▸ **Direction**
Restate the records in their entirety, word for word.

▸ **Records to process**
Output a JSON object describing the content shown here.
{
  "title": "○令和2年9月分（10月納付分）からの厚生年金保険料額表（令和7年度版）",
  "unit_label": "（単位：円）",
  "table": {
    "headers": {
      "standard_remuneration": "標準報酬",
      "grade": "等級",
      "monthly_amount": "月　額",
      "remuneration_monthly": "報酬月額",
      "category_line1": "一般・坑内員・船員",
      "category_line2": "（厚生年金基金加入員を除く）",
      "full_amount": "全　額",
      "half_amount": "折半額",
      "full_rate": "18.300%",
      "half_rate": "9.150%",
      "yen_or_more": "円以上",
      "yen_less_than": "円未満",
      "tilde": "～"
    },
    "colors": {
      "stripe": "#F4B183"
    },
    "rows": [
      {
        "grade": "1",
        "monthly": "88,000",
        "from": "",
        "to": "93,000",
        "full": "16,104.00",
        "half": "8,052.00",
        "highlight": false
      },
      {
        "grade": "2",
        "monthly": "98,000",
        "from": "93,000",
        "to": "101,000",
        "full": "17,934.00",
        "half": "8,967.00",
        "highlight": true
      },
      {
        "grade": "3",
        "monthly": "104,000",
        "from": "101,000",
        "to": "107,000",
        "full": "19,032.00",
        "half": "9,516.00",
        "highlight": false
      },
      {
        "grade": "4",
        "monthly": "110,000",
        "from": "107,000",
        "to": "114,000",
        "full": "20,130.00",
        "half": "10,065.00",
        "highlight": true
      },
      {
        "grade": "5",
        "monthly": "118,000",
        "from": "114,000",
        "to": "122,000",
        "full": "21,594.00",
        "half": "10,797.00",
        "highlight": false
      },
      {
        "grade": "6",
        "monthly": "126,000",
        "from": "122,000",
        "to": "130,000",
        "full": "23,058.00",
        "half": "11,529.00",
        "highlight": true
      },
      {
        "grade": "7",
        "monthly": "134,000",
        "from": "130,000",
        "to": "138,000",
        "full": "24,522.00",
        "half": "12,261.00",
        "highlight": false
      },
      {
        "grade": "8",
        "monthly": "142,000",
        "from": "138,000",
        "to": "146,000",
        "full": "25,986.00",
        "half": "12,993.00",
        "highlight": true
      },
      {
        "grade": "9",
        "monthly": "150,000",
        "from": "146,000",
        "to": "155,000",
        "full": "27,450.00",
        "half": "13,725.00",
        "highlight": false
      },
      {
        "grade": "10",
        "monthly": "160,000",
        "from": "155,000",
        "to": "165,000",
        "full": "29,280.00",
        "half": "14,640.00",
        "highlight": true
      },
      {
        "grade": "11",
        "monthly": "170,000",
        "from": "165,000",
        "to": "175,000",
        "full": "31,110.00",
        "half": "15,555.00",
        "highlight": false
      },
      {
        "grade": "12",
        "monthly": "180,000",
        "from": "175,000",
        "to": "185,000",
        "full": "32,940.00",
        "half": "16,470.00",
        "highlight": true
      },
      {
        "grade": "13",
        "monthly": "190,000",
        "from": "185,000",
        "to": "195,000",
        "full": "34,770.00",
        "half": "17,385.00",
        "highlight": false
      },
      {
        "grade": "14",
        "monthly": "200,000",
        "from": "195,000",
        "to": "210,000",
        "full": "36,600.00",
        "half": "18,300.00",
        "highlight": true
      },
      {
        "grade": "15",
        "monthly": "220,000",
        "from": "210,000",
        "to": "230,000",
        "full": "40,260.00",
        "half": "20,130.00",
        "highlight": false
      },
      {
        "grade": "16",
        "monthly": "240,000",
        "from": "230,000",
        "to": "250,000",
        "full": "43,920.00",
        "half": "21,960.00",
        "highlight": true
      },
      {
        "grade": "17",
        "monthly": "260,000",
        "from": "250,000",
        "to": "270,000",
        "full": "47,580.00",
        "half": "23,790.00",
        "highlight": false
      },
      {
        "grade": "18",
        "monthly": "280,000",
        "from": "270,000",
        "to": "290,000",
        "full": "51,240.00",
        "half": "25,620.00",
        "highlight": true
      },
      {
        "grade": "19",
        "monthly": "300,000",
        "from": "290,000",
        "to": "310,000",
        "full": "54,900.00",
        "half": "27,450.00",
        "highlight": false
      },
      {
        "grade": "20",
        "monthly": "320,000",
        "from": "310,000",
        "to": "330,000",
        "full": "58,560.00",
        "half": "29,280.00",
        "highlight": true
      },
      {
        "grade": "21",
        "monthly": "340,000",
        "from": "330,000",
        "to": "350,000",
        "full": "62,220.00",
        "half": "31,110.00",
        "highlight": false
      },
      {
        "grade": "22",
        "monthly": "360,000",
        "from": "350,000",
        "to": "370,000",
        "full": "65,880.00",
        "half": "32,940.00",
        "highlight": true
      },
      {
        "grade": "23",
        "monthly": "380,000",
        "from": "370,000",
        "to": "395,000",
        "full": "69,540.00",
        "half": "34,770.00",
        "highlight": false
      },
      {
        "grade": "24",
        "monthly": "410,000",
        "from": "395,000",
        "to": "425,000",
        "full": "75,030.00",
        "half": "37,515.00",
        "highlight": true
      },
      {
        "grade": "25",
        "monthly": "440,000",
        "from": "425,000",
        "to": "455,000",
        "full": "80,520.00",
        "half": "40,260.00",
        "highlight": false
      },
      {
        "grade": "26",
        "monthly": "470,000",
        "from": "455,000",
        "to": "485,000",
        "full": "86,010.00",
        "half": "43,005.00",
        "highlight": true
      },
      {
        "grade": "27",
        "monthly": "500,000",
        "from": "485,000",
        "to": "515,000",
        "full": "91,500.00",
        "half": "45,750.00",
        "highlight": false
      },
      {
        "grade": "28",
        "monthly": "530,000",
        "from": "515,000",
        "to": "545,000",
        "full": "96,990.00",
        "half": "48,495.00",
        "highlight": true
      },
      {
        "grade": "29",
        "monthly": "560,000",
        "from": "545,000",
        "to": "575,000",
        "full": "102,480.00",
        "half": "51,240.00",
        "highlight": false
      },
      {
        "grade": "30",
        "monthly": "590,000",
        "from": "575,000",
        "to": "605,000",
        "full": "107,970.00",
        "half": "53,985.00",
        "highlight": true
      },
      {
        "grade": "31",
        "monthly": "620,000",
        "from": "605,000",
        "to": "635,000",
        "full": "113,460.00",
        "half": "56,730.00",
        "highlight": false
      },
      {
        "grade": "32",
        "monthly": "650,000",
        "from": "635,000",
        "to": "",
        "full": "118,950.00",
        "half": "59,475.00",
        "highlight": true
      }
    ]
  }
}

▸ **Complete output**
Output a JSON object describing the content shown here.
{
  "title": "○令和2年9月分（10月納付分）からの厚生年金保険料額表（令和7年度版）",
  "unit_label": "（単位：円）",
  "table": {
    "headers": {
      "standard_remuneration": "標準報酬",
      "grade": "等級",
      "monthly_amount": "月　額",
      "remuneration_monthly": "報酬月額",
      "category_line1": "一般・坑内員・船員",
      "category_line2": "（厚生年金基金加入員を除く）",
      "full_amount": "全　額",
      "half_amount": "折半額",
      "full_rate": "18.300%",
      "half_rate": "9.150%",
      "yen_or_more": "円以上",
      "yen_less_than": "円未満",
      "tilde": "～"
    },
    "colors": {
      "stripe": "#F4B183"
    },
    "rows": [
      {
        "grade": "1",
        "monthly": "88,000",
        "from": "",
        "to": "93,000",
        "full": "16,104.00",
        "half": "8,052.00",
        "highlight": false
      },
      {
        "grade": "2",
        "monthly": "98,000",
        "from": "93,000",
        "to": "101,000",
        "full": "17,934.00",
        "half": "8,967.00",
        "highlight": true
      },
      {
        "grade": "3",
        "monthly": "104,000",
        "from": "101,000",
        "to": "107,000",
        "full": "19,032.00",
        "half": "9,516.00",
        "highlight": false
      },
      {
        "grade": "4",
        "monthly": "110,000",
        "from": "107,000",
        "to": "114,000",
        "full": "20,130.00",
        "half": "10,065.00",
        "highlight": true
      },
      {
        "grade": "5",
        "monthly": "118,000",
        "from": "114,000",
        "to": "122,000",
        "full": "21,594.00",
        "half": "10,797.00",
        "highlight": false
      },
      {
        "grade": "6",
        "monthly": "126,000",
        "from": "122,000",
        "to": "130,000",
        "full": "23,058.00",
        "half": "11,529.00",
        "highlight": true
      },
      {
        "grade": "7",
        "monthly": "134,000",
        "from": "130,000",
        "to": "138,000",
        "full": "24,522.00",
        "half": "12,261.00",
        "highlight": false
      },
      {
        "grade": "8",
        "monthly": "142,000",
        "from": "138,000",
        "to": "146,000",
        "full": "25,986.00",
        "half": "12,993.00",
        "highlight": true
      },
      {
        "grade": "9",
        "monthly": "150,000",
        "from": "146,000",
        "to": "155,000",
        "full": "27,450.00",
        "half": "13,725.00",
        "highlight": false
      },
      {
        "grade": "10",
        "monthly": "160,000",
        "from": "155,000",
        "to": "165,000",
        "full": "29,280.00",
        "half": "14,640.00",
        "highlight": true
      },
      {
        "grade": "11",
        "monthly": "170,000",
        "from": "165,000",
        "to": "175,000",
        "full": "31,110.00",
        "half": "15,555.00",
        "highlight": false
      },
      {
        "grade": "12",
        "monthly": "180,000",
        "from": "175,000",
        "to": "185,000",
        "full": "32,940.00",
        "half": "16,470.00",
        "highlight": true
      },
      {
        "grade": "13",
        "monthly": "190,000",
        "from": "185,000",
        "to": "195,000",
        "full": "34,770.00",
        "half": "17,385.00",
        "highlight": false
      },
      {
        "grade": "14",
        "monthly": "200,000",
        "from": "195,000",
        "to": "210,000",
        "full": "36,600.00",
        "half": "18,300.00",
        "highlight": true
      },
      {
        "grade": "15",
        "monthly": "220,000",
        "from": "210,000",
        "to": "230,000",
        "full": "40,260.00",
        "half": "20,130.00",
        "highlight": false
      },
      {
        "grade": "16",
        "monthly": "240,000",
        "from": "230,000",
        "to": "250,000",
        "full": "43,920.00",
        "half": "21,960.00",
        "highlight": true
      },
      {
        "grade": "17",
        "monthly": "260,000",
        "from": "250,000",
        "to": "270,000",
        "full": "47,580.00",
        "half": "23,790.00",
        "highlight": false
      },
      {
        "grade": "18",
        "monthly": "280,000",
        "from": "270,000",
        "to": "290,000",
        "full": "51,240.00",
        "half": "25,620.00",
        "highlight": true
      },
      {
        "grade": "19",
        "monthly": "300,000",
        "from": "290,000",
        "to": "310,000",
        "full": "54,900.00",
        "half": "27,450.00",
        "highlight": false
      },
      {
        "grade": "20",
        "monthly": "320,000",
        "from": "310,000",
        "to": "330,000",
        "full": "58,560.00",
        "half": "29,280.00",
        "highlight": true
      },
      {
        "grade": "21",
        "monthly": "340,000",
        "from": "330,000",
        "to": "350,000",
        "full": "62,220.00",
        "half": "31,110.00",
        "highlight": false
      },
      {
        "grade": "22",
        "monthly": "360,000",
        "from": "350,000",
        "to": "370,000",
        "full": "65,880.00",
        "half": "32,940.00",
        "highlight": true
      },
      {
        "grade": "23",
        "monthly": "380,000",
        "from": "370,000",
        "to": "395,000",
        "full": "69,540.00",
        "half": "34,770.00",
        "highlight": false
      },
      {
        "grade": "24",
        "monthly": "410,000",
        "from": "395,000",
        "to": "425,000",
        "full": "75,030.00",
        "half": "37,515.00",
        "highlight": true
      },
      {
        "grade": "25",
        "monthly": "440,000",
        "from": "425,000",
        "to": "455,000",
        "full": "80,520.00",
        "half": "40,260.00",
        "highlight": false
      },
      {
        "grade": "26",
        "monthly": "470,000",
        "from": "455,000",
        "to": "485,000",
        "full": "86,010.00",
        "half": "43,005.00",
        "highlight": true
      },
      {
        "grade": "27",
        "monthly": "500,000",
        "from": "485,000",
        "to": "515,000",
        "full": "91,500.00",
        "half": "45,750.00",
        "highlight": false
      },
      {
        "grade": "28",
        "monthly": "530,000",
        "from": "515,000",
        "to": "545,000",
        "full": "96,990.00",
        "half": "48,495.00",
        "highlight": true
      },
      {
        "grade": "29",
        "monthly": "560,000",
        "from": "545,000",
        "to": "575,000",
        "full": "102,480.00",
        "half": "51,240.00",
        "highlight": false
      },
      {
        "grade": "30",
        "monthly": "590,000",
        "from": "575,000",
        "to": "605,000",
        "full": "107,970.00",
        "half": "53,985.00",
        "highlight": true
      },
      {
        "grade": "31",
        "monthly": "620,000",
        "from": "605,000",
        "to": "635,000",
        "full": "113,460.00",
        "half": "56,730.00",
        "highlight": false
      },
      {
        "grade": "32",
        "monthly": "650,000",
        "from": "635,000",
        "to": "",
        "full": "118,950.00",
        "half": "59,475.00",
        "highlight": true
      }
    ]
  }
}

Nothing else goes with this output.